DATA ROWS:
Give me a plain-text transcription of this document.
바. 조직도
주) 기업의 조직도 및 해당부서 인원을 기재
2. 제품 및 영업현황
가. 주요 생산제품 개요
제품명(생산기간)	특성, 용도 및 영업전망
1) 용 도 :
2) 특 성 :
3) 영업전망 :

EXERCISE PROMPT:
Produce an exact copy of every entry above.

OUTPUT BELOW:
Give me a plain-text transcription of this document.
바. 조직도
주) 기업의 조직도 및 해당부서 인원을 기재
2. 제품 및 영업현황
가. 주요 생산제품 개요
제품명(생산기간)	특성, 용도 및 영업전망
1) 용 도 :
2) 특 성 :
3) 영업전망 :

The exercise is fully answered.